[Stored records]
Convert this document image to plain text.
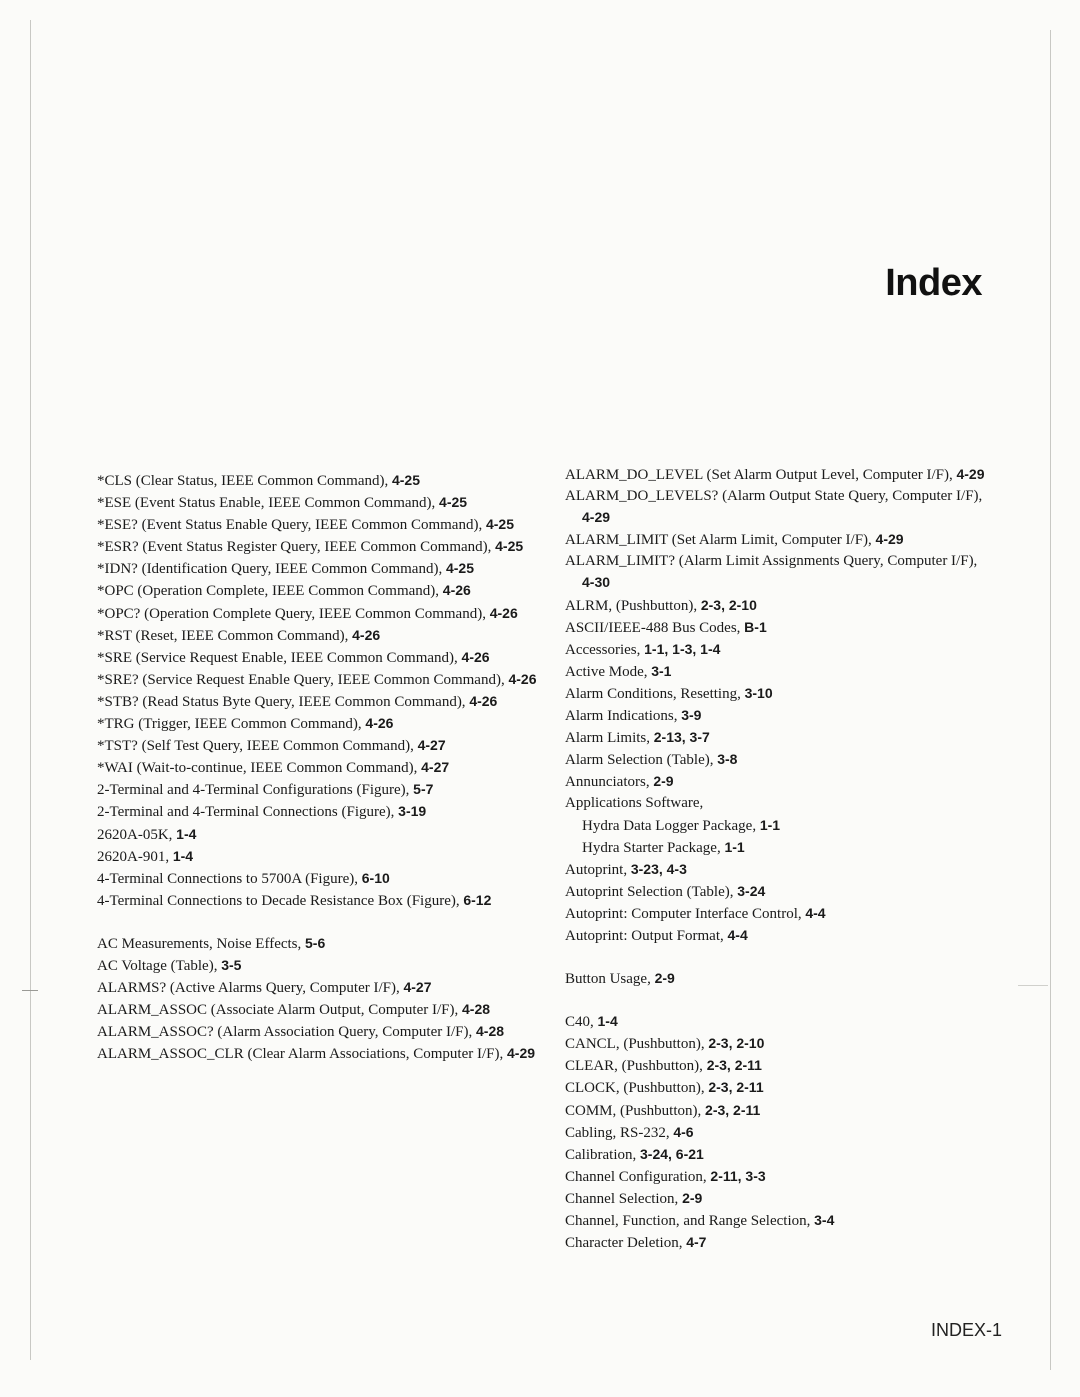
Index
*CLS (Clear Status, IEEE Common Command), 4-25
*ESE (Event Status Enable, IEEE Common Command), 4-25
*ESE? (Event Status Enable Query, IEEE Common Command), 4-25
*ESR? (Event Status Register Query, IEEE Common Command), 4-25
*IDN? (Identification Query, IEEE Common Command), 4-25
*OPC (Operation Complete, IEEE Common Command), 4-26
*OPC? (Operation Complete Query, IEEE Common Command), 4-26
*RST (Reset, IEEE Common Command), 4-26
*SRE (Service Request Enable, IEEE Common Command), 4-26
*SRE? (Service Request Enable Query, IEEE Common Command), 4-26
*STB? (Read Status Byte Query, IEEE Common Command), 4-26
*TRG (Trigger, IEEE Common Command), 4-26
*TST? (Self Test Query, IEEE Common Command), 4-27
*WAI (Wait-to-continue, IEEE Common Command), 4-27
2-Terminal and 4-Terminal Configurations (Figure), 5-7
2-Terminal and 4-Terminal Connections (Figure), 3-19
2620A-05K, 1-4
2620A-901, 1-4
4-Terminal Connections to 5700A (Figure), 6-10
4-Terminal Connections to Decade Resistance Box (Figure), 6-12
AC Measurements, Noise Effects, 5-6
AC Voltage (Table), 3-5
ALARMS? (Active Alarms Query, Computer I/F), 4-27
ALARM_ASSOC (Associate Alarm Output, Computer I/F), 4-28
ALARM_ASSOC? (Alarm Association Query, Computer I/F), 4-28
ALARM_ASSOC_CLR (Clear Alarm Associations, Computer I/F), 4-29
ALARM_DO_LEVEL (Set Alarm Output Level, Computer I/F), 4-29
ALARM_DO_LEVELS? (Alarm Output State Query, Computer I/F), 4-29
ALARM_LIMIT (Set Alarm Limit, Computer I/F), 4-29
ALARM_LIMIT? (Alarm Limit Assignments Query, Computer I/F), 4-30
ALRM, (Pushbutton), 2-3, 2-10
ASCII/IEEE-488 Bus Codes, B-1
Accessories, 1-1, 1-3, 1-4
Active Mode, 3-1
Alarm Conditions, Resetting, 3-10
Alarm Indications, 3-9
Alarm Limits, 2-13, 3-7
Alarm Selection (Table), 3-8
Annunciators, 2-9
Applications Software,
Hydra Data Logger Package, 1-1
Hydra Starter Package, 1-1
Autoprint, 3-23, 4-3
Autoprint Selection (Table), 3-24
Autoprint: Computer Interface Control, 4-4
Autoprint: Output Format, 4-4
Button Usage, 2-9
C40, 1-4
CANCL, (Pushbutton), 2-3, 2-10
CLEAR, (Pushbutton), 2-3, 2-11
CLOCK, (Pushbutton), 2-3, 2-11
COMM, (Pushbutton), 2-3, 2-11
Cabling, RS-232, 4-6
Calibration, 3-24, 6-21
Channel Configuration, 2-11, 3-3
Channel Selection, 2-9
Channel, Function, and Range Selection, 3-4
Character Deletion, 4-7
INDEX-1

## What you have to do
Omit every picture, and otherwise quote the entries exactly.

## Task response
Convert this document image to plain text.
Index
*CLS (Clear Status, IEEE Common Command), 4-25
*ESE (Event Status Enable, IEEE Common Command), 4-25
*ESE? (Event Status Enable Query, IEEE Common Command), 4-25
*ESR? (Event Status Register Query, IEEE Common Command), 4-25
*IDN? (Identification Query, IEEE Common Command), 4-25
*OPC (Operation Complete, IEEE Common Command), 4-26
*OPC? (Operation Complete Query, IEEE Common Command), 4-26
*RST (Reset, IEEE Common Command), 4-26
*SRE (Service Request Enable, IEEE Common Command), 4-26
*SRE? (Service Request Enable Query, IEEE Common Command), 4-26
*STB? (Read Status Byte Query, IEEE Common Command), 4-26
*TRG (Trigger, IEEE Common Command), 4-26
*TST? (Self Test Query, IEEE Common Command), 4-27
*WAI (Wait-to-continue, IEEE Common Command), 4-27
2-Terminal and 4-Terminal Configurations (Figure), 5-7
2-Terminal and 4-Terminal Connections (Figure), 3-19
2620A-05K, 1-4
2620A-901, 1-4
4-Terminal Connections to 5700A (Figure), 6-10
4-Terminal Connections to Decade Resistance Box (Figure), 6-12
AC Measurements, Noise Effects, 5-6
AC Voltage (Table), 3-5
ALARMS? (Active Alarms Query, Computer I/F), 4-27
ALARM_ASSOC (Associate Alarm Output, Computer I/F), 4-28
ALARM_ASSOC? (Alarm Association Query, Computer I/F), 4-28
ALARM_ASSOC_CLR (Clear Alarm Associations, Computer I/F), 4-29
ALARM_DO_LEVEL (Set Alarm Output Level, Computer I/F), 4-29
ALARM_DO_LEVELS? (Alarm Output State Query, Computer I/F), 4-29
ALARM_LIMIT (Set Alarm Limit, Computer I/F), 4-29
ALARM_LIMIT? (Alarm Limit Assignments Query, Computer I/F), 4-30
ALRM, (Pushbutton), 2-3, 2-10
ASCII/IEEE-488 Bus Codes, B-1
Accessories, 1-1, 1-3, 1-4
Active Mode, 3-1
Alarm Conditions, Resetting, 3-10
Alarm Indications, 3-9
Alarm Limits, 2-13, 3-7
Alarm Selection (Table), 3-8
Annunciators, 2-9
Applications Software,
Hydra Data Logger Package, 1-1
Hydra Starter Package, 1-1
Autoprint, 3-23, 4-3
Autoprint Selection (Table), 3-24
Autoprint: Computer Interface Control, 4-4
Autoprint: Output Format, 4-4
Button Usage, 2-9
C40, 1-4
CANCL, (Pushbutton), 2-3, 2-10
CLEAR, (Pushbutton), 2-3, 2-11
CLOCK, (Pushbutton), 2-3, 2-11
COMM, (Pushbutton), 2-3, 2-11
Cabling, RS-232, 4-6
Calibration, 3-24, 6-21
Channel Configuration, 2-11, 3-3
Channel Selection, 2-9
Channel, Function, and Range Selection, 3-4
Character Deletion, 4-7
INDEX-1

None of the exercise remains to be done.